[Entries taken from a collection]
<<<<

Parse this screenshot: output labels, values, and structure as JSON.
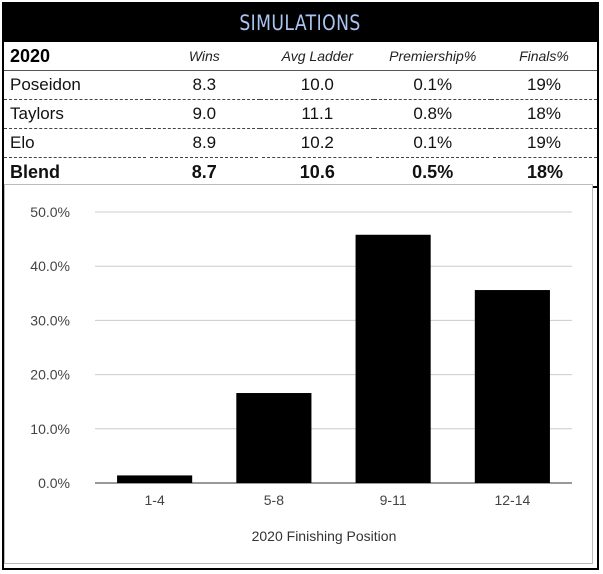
{
  "header": {
    "title": "SIMULATIONS"
  },
  "table": {
    "columns": [
      "2020",
      "Wins",
      "Avg Ladder",
      "Premiership%",
      "Finals%"
    ],
    "rows": [
      {
        "name": "Poseidon",
        "wins": "8.3",
        "avg_ladder": "10.0",
        "premiership": "0.1%",
        "finals": "19%"
      },
      {
        "name": "Taylors",
        "wins": "9.0",
        "avg_ladder": "11.1",
        "premiership": "0.8%",
        "finals": "18%"
      },
      {
        "name": "Elo",
        "wins": "8.9",
        "avg_ladder": "10.2",
        "premiership": "0.1%",
        "finals": "19%"
      },
      {
        "name": "Blend",
        "wins": "8.7",
        "avg_ladder": "10.6",
        "premiership": "0.5%",
        "finals": "18%"
      }
    ]
  },
  "chart_data": {
    "type": "bar",
    "categories": [
      "1-4",
      "5-8",
      "9-11",
      "12-14"
    ],
    "values": [
      1.4,
      16.6,
      45.8,
      35.6
    ],
    "title": "",
    "xlabel": "2020 Finishing Position",
    "ylabel": "",
    "ylim": [
      0,
      50
    ],
    "yticks": [
      "0.0%",
      "10.0%",
      "20.0%",
      "30.0%",
      "40.0%",
      "50.0%"
    ],
    "grid": true,
    "bar_color": "#000000",
    "grid_color": "#cccccc"
  }
}
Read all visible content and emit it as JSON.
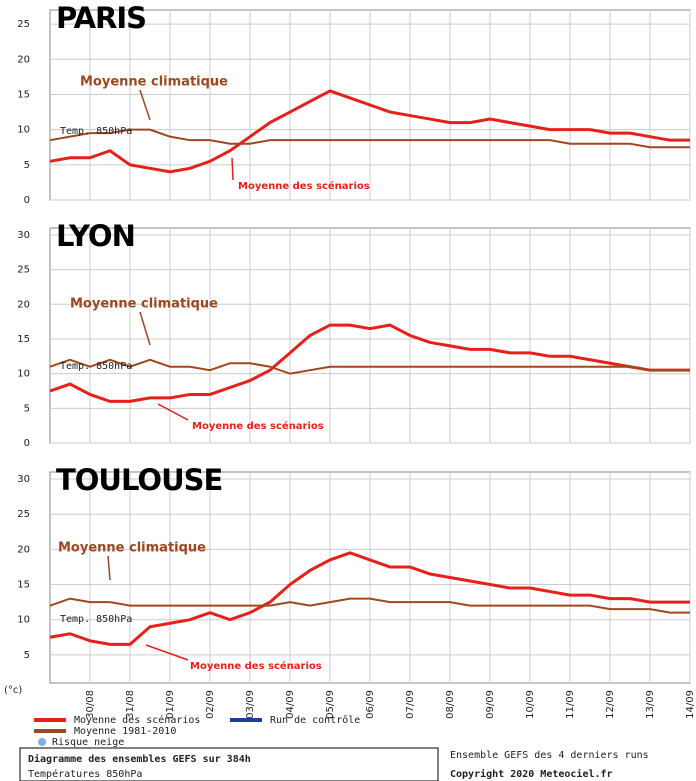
{
  "chart_data": [
    {
      "type": "line",
      "title": "PARIS",
      "annotations": [
        "Moyenne climatique",
        "Moyenne des scénarios",
        "Temp. 850hPa"
      ],
      "x": [
        0,
        12,
        24,
        36,
        48,
        60,
        72,
        84,
        96,
        108,
        120,
        132,
        144,
        156,
        168,
        180,
        192,
        204,
        216,
        228,
        240,
        252,
        264,
        276,
        288,
        300,
        312,
        324,
        336,
        348,
        360,
        372,
        384
      ],
      "xlim": [
        0,
        384
      ],
      "ylim": [
        0,
        27
      ],
      "yticks": [
        0,
        5,
        10,
        15,
        20,
        25
      ],
      "series": [
        {
          "color": "#e8201a",
          "values": [
            5.5,
            6,
            6,
            7,
            5,
            4.5,
            4,
            4.5,
            5.5,
            7,
            9,
            11,
            12.5,
            14,
            15.5,
            14.5,
            13.5,
            12.5,
            12,
            11.5,
            11,
            11,
            11.5,
            11,
            10.5,
            10,
            10,
            10,
            9.5,
            9.5,
            9,
            8.5,
            8.5
          ]
        },
        {
          "color": "#a0471d",
          "values": [
            8.5,
            9,
            9.5,
            9.5,
            10,
            10,
            9,
            8.5,
            8.5,
            8,
            8,
            8.5,
            8.5,
            8.5,
            8.5,
            8.5,
            8.5,
            8.5,
            8.5,
            8.5,
            8.5,
            8.5,
            8.5,
            8.5,
            8.5,
            8.5,
            8,
            8,
            8,
            8,
            7.5,
            7.5,
            7.5
          ]
        }
      ]
    },
    {
      "type": "line",
      "title": "LYON",
      "annotations": [
        "Moyenne climatique",
        "Moyenne des scénarios",
        "Temp. 850hPa"
      ],
      "x": [
        0,
        12,
        24,
        36,
        48,
        60,
        72,
        84,
        96,
        108,
        120,
        132,
        144,
        156,
        168,
        180,
        192,
        204,
        216,
        228,
        240,
        252,
        264,
        276,
        288,
        300,
        312,
        324,
        336,
        348,
        360,
        372,
        384
      ],
      "xlim": [
        0,
        384
      ],
      "ylim": [
        0,
        31
      ],
      "yticks": [
        0,
        5,
        10,
        15,
        20,
        25,
        30
      ],
      "series": [
        {
          "color": "#e8201a",
          "values": [
            7.5,
            8.5,
            7,
            6,
            6,
            6.5,
            6.5,
            7,
            7,
            8,
            9,
            10.5,
            13,
            15.5,
            17,
            17,
            16.5,
            17,
            15.5,
            14.5,
            14,
            13.5,
            13.5,
            13,
            13,
            12.5,
            12.5,
            12,
            11.5,
            11,
            10.5,
            10.5,
            10.5
          ]
        },
        {
          "color": "#a0471d",
          "values": [
            11,
            12,
            11,
            12,
            11,
            12,
            11,
            11,
            10.5,
            11.5,
            11.5,
            11,
            10,
            10.5,
            11,
            11,
            11,
            11,
            11,
            11,
            11,
            11,
            11,
            11,
            11,
            11,
            11,
            11,
            11,
            11,
            10.5,
            10.5,
            10.5
          ]
        }
      ]
    },
    {
      "type": "line",
      "title": "TOULOUSE",
      "annotations": [
        "Moyenne climatique",
        "Moyenne des scénarios",
        "Temp. 850hPa"
      ],
      "unit": "(°c)",
      "x": [
        0,
        12,
        24,
        36,
        48,
        60,
        72,
        84,
        96,
        108,
        120,
        132,
        144,
        156,
        168,
        180,
        192,
        204,
        216,
        228,
        240,
        252,
        264,
        276,
        288,
        300,
        312,
        324,
        336,
        348,
        360,
        372,
        384
      ],
      "xlim": [
        0,
        384
      ],
      "ylim": [
        1,
        31
      ],
      "yticks": [
        5,
        10,
        15,
        20,
        25,
        30
      ],
      "xticks": [
        {
          "value": 24,
          "label": "30/08"
        },
        {
          "value": 48,
          "label": "31/08"
        },
        {
          "value": 72,
          "label": "01/09"
        },
        {
          "value": 96,
          "label": "02/09"
        },
        {
          "value": 120,
          "label": "03/09"
        },
        {
          "value": 144,
          "label": "04/09"
        },
        {
          "value": 168,
          "label": "05/09"
        },
        {
          "value": 192,
          "label": "06/09"
        },
        {
          "value": 216,
          "label": "07/09"
        },
        {
          "value": 240,
          "label": "08/09"
        },
        {
          "value": 264,
          "label": "09/09"
        },
        {
          "value": 288,
          "label": "10/09"
        },
        {
          "value": 312,
          "label": "11/09"
        },
        {
          "value": 336,
          "label": "12/09"
        },
        {
          "value": 360,
          "label": "13/09"
        },
        {
          "value": 384,
          "label": "14/09"
        }
      ],
      "series": [
        {
          "color": "#e8201a",
          "values": [
            7.5,
            8,
            7,
            6.5,
            6.5,
            9,
            9.5,
            10,
            11,
            10,
            11,
            12.5,
            15,
            17,
            18.5,
            19.5,
            18.5,
            17.5,
            17.5,
            16.5,
            16,
            15.5,
            15,
            14.5,
            14.5,
            14,
            13.5,
            13.5,
            13,
            13,
            12.5,
            12.5,
            12.5
          ]
        },
        {
          "color": "#a0471d",
          "values": [
            12,
            13,
            12.5,
            12.5,
            12,
            12,
            12,
            12,
            12,
            12,
            12,
            12,
            12.5,
            12,
            12.5,
            13,
            13,
            12.5,
            12.5,
            12.5,
            12.5,
            12,
            12,
            12,
            12,
            12,
            12,
            12,
            11.5,
            11.5,
            11.5,
            11,
            11
          ]
        }
      ]
    }
  ],
  "legend": [
    {
      "name": "Moyenne des scénarios",
      "color": "#e8201a"
    },
    {
      "name": "Moyenne 1981-2010",
      "color": "#a0471d"
    },
    {
      "name": "Run de contrôle",
      "color": "#1f3f9a"
    },
    {
      "name": "Risque neige",
      "color": "#7fb0e0"
    }
  ],
  "footer": {
    "title": "Diagramme des ensembles GEFS sur 384h",
    "subtitle": "Températures 850hPa",
    "note": "Ensemble GEFS des 4 derniers runs",
    "copyright": "Copyright 2020 Meteociel.fr"
  }
}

>>>>

■ REQUIRED WORK ■
The lines above form a set of records; determine how many of them contain the string "JSON" and give that number alone.

■ EXPECTED OUTPUT ■
2